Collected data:
——

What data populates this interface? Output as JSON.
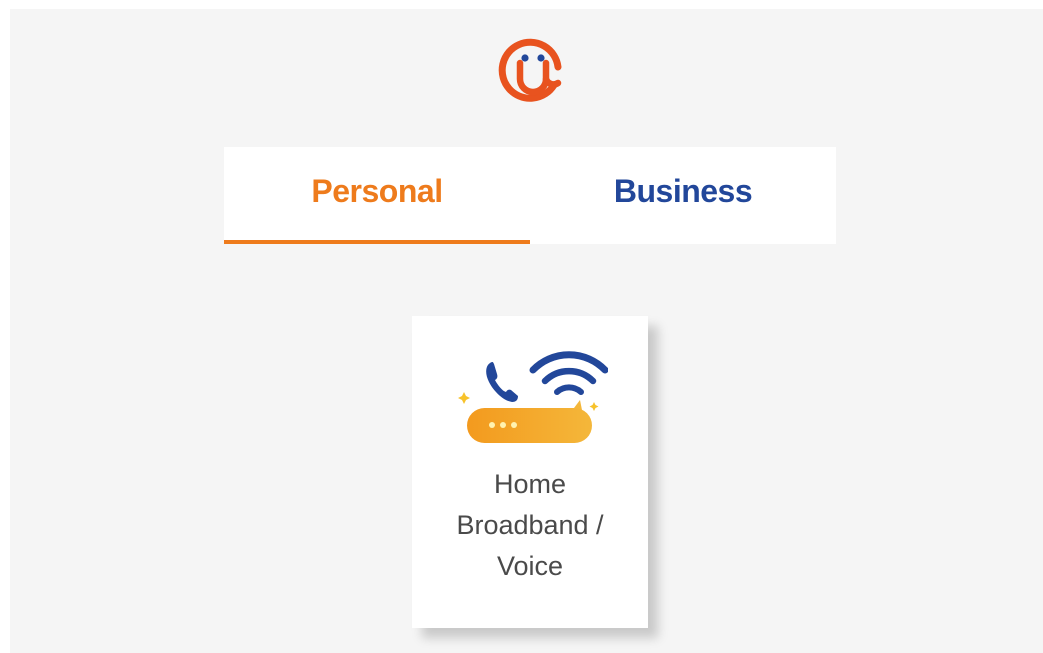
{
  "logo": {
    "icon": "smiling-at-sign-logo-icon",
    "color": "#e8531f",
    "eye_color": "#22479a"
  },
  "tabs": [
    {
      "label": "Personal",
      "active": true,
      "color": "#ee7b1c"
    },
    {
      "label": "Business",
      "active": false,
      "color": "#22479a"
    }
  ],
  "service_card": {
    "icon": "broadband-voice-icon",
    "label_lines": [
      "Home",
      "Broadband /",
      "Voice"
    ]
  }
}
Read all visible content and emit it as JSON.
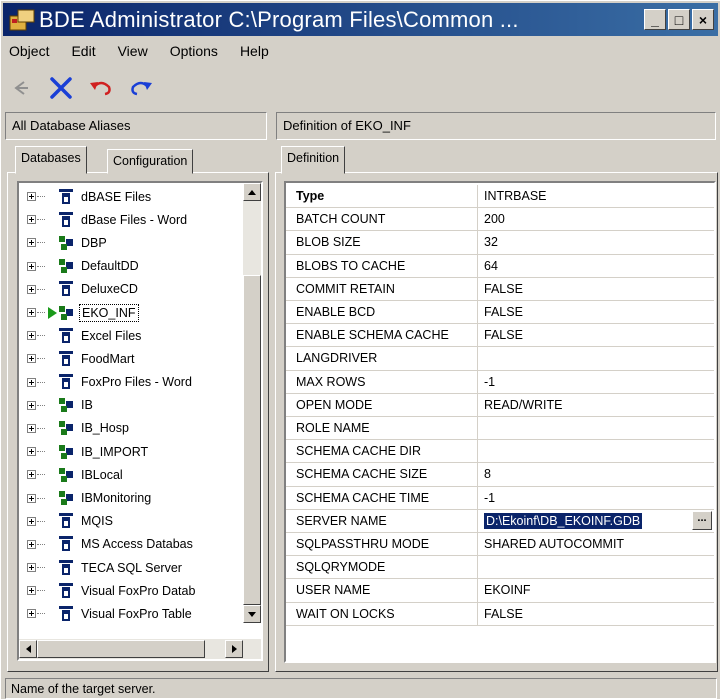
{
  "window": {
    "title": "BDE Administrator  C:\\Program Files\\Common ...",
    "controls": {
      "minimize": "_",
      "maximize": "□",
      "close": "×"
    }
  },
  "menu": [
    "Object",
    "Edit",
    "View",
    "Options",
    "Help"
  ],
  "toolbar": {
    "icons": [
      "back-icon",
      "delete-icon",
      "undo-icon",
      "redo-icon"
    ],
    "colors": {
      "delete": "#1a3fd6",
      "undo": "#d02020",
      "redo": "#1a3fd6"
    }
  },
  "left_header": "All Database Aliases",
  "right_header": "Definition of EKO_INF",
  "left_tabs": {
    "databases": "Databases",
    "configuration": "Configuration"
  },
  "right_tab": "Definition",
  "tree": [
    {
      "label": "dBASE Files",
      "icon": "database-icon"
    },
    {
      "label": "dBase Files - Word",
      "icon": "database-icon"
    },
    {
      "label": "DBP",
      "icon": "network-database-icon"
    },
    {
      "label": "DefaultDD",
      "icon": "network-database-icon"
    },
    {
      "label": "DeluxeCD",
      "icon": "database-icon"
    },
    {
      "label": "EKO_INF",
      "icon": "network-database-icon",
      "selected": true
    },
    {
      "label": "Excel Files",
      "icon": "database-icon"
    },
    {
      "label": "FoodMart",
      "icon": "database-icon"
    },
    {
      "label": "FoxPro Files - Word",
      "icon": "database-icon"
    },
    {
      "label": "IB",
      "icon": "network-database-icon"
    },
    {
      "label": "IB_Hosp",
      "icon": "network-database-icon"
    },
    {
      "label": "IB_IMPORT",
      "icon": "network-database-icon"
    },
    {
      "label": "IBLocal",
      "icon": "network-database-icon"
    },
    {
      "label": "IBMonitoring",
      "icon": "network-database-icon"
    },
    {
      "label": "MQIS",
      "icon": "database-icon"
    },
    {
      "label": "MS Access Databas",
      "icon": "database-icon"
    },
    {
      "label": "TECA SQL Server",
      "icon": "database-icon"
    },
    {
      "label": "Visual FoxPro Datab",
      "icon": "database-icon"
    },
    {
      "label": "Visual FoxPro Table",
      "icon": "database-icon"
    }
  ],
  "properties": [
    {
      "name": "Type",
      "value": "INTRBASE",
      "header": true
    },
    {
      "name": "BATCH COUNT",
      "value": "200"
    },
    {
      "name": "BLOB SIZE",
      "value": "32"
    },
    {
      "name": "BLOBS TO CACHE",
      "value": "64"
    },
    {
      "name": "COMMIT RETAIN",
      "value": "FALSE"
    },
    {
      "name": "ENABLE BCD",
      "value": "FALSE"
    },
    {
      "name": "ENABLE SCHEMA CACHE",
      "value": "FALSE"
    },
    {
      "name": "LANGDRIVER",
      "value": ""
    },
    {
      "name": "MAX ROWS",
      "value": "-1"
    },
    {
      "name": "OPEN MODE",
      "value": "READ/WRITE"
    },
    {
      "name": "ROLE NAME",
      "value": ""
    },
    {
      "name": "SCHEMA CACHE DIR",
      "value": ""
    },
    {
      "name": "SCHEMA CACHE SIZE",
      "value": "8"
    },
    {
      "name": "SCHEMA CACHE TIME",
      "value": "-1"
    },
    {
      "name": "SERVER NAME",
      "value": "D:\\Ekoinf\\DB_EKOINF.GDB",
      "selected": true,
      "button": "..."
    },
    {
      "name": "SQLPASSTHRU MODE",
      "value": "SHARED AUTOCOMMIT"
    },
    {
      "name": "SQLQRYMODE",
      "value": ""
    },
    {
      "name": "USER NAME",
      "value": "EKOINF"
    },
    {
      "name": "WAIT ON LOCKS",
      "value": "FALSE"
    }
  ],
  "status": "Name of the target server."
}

——

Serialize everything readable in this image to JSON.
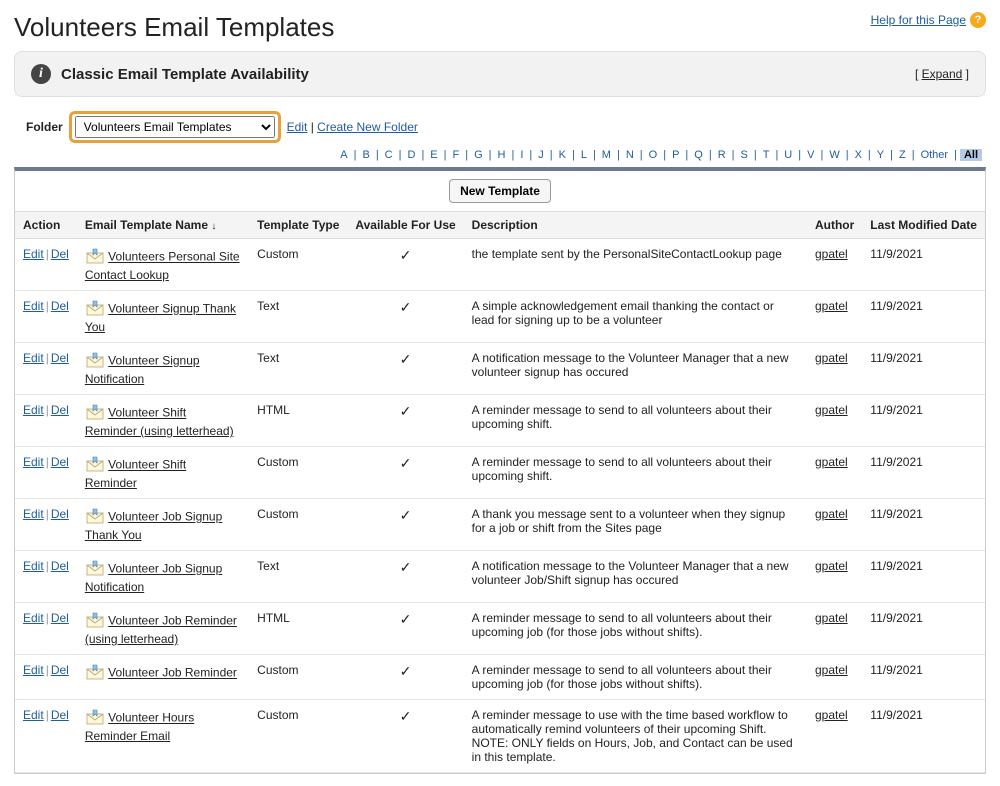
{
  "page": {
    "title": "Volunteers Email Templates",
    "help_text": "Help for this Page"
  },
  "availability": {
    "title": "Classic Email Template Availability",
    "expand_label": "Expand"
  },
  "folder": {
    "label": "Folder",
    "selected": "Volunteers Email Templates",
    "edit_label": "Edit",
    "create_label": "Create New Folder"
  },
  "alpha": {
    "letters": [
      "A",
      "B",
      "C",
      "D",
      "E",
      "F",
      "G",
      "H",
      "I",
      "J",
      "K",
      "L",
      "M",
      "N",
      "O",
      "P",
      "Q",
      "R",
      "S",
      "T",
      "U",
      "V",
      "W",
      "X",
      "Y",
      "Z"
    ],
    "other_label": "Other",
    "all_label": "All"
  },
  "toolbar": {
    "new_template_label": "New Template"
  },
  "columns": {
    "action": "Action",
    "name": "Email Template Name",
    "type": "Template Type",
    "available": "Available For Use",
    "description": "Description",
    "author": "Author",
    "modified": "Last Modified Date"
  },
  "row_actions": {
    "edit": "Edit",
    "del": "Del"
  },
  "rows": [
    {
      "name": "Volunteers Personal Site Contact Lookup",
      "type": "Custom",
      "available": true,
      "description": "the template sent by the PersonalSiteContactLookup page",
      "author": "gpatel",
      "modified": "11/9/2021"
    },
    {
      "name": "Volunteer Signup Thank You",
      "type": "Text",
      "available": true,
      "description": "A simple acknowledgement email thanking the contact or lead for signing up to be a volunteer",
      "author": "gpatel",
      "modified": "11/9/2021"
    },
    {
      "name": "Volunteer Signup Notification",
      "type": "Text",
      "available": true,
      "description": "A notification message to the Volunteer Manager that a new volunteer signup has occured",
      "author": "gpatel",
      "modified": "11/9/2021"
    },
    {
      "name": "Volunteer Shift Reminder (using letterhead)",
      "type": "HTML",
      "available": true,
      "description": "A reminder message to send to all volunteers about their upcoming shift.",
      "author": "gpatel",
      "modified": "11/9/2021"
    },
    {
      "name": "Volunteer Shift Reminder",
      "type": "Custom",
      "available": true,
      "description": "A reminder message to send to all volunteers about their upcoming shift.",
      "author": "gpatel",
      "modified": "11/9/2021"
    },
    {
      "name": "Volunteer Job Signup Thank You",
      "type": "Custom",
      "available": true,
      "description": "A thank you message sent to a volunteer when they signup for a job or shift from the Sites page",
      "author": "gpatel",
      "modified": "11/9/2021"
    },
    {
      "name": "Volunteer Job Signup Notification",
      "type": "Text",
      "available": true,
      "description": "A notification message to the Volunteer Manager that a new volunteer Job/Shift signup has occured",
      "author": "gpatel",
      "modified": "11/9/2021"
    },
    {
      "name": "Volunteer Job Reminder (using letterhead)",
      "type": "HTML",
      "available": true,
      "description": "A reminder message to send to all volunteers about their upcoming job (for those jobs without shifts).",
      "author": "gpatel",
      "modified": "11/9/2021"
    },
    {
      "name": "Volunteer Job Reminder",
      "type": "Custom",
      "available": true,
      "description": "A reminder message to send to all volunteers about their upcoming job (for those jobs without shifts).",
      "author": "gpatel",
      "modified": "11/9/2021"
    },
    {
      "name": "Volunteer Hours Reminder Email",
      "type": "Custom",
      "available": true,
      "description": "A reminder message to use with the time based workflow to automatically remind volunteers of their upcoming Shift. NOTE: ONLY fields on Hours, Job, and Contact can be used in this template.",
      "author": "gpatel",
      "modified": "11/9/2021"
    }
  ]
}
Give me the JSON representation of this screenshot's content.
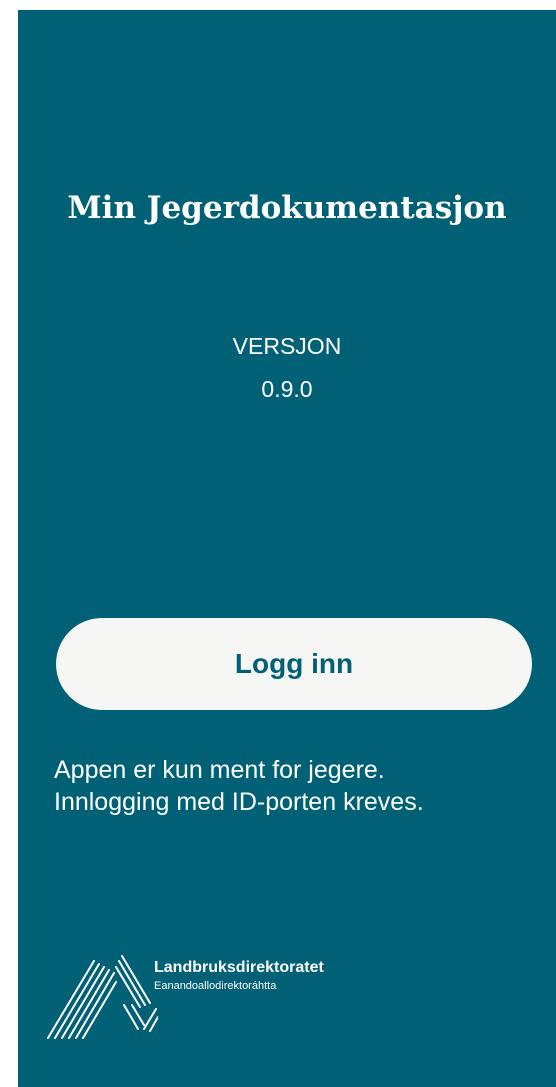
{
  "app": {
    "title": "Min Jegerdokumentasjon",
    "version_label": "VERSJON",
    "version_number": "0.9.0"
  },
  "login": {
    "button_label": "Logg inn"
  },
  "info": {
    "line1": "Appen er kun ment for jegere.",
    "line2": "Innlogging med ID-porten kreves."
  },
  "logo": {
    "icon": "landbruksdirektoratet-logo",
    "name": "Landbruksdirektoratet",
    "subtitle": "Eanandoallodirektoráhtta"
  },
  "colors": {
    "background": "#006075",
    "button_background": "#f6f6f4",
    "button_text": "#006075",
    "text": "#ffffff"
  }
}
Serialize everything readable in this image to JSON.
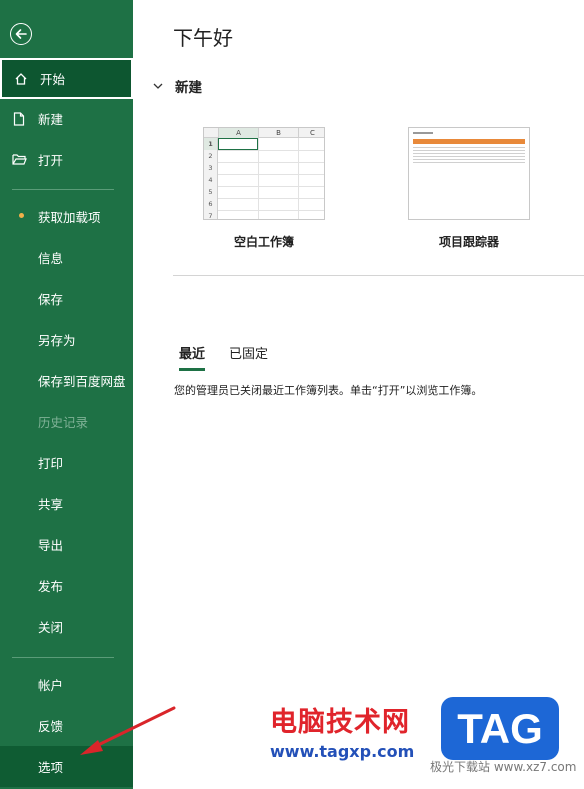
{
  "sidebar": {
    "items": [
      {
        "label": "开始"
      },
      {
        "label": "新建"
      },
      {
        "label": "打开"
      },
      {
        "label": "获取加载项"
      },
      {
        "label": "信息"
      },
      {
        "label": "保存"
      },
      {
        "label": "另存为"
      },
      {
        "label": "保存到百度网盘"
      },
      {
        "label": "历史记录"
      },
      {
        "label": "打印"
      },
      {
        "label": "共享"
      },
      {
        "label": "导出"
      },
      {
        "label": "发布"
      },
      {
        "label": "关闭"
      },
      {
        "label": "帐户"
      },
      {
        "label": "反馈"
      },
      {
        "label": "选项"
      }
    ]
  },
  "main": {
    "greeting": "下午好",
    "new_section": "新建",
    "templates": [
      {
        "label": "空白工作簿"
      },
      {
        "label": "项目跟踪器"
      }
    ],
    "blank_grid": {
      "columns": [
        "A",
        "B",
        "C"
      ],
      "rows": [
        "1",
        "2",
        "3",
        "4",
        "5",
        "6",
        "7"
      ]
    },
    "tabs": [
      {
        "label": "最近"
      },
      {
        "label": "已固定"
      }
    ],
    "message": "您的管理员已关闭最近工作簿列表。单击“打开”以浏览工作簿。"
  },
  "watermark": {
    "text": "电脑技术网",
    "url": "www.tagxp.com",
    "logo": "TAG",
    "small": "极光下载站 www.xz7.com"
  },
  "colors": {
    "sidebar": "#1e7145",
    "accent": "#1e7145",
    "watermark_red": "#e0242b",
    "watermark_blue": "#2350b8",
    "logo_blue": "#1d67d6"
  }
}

——

- THE PROBLEM -
Looking at the material above, count the lines containing the string "Definition" and reply with the count alone.

- CORRECT OUTPUT -
2